Collected data entries
----

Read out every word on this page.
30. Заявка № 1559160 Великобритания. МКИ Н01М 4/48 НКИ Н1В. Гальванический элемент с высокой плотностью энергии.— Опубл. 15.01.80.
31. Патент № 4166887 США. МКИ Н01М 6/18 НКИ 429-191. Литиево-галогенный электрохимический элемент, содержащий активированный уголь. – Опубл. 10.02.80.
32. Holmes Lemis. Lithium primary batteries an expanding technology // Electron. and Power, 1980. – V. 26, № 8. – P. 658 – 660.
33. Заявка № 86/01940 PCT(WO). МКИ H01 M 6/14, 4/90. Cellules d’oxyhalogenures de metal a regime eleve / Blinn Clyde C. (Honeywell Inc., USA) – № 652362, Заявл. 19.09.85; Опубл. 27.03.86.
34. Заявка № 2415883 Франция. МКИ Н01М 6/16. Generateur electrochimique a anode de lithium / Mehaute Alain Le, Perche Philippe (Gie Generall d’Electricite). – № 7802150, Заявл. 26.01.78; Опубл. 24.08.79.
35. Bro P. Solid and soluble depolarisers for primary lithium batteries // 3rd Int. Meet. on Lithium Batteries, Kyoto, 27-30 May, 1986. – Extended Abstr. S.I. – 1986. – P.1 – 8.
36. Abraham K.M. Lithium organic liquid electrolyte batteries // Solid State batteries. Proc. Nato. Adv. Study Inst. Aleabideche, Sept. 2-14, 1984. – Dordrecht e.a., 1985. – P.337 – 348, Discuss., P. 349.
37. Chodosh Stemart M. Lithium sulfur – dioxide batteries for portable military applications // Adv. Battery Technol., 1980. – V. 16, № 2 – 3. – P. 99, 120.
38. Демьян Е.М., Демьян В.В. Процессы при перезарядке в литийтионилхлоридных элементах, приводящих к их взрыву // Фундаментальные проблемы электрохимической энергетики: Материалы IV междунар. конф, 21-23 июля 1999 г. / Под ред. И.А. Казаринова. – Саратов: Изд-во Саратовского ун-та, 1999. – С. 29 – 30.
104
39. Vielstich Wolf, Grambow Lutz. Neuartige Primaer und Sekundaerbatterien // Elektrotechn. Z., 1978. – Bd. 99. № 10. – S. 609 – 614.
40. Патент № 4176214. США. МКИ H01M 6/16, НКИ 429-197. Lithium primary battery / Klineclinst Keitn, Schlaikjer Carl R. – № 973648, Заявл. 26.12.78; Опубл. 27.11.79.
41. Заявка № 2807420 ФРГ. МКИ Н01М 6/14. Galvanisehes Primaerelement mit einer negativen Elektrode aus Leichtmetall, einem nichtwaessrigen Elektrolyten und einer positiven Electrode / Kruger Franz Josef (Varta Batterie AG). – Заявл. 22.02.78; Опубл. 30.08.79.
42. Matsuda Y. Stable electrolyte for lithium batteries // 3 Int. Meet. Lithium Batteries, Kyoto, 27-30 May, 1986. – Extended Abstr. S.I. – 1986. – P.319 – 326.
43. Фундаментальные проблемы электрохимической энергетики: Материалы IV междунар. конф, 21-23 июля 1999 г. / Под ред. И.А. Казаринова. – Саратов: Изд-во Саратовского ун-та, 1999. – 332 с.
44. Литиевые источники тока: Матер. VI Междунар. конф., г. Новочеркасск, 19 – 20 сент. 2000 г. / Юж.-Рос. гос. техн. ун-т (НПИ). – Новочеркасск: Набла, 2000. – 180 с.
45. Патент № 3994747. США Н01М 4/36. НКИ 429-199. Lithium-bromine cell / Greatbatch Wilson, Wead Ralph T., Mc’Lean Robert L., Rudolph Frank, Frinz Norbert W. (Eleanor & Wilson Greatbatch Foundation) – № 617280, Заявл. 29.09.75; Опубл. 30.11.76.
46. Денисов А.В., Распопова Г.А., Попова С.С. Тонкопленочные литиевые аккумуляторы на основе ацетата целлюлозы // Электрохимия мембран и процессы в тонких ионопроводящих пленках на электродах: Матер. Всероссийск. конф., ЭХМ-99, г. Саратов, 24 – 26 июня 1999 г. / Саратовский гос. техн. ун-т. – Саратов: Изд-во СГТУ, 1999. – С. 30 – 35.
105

----

• _THE PROBLEM_
Work through the records line by line and tally those with the word "electrolyte". Report only the total.

• _RESPONSE TO THE TASK_
2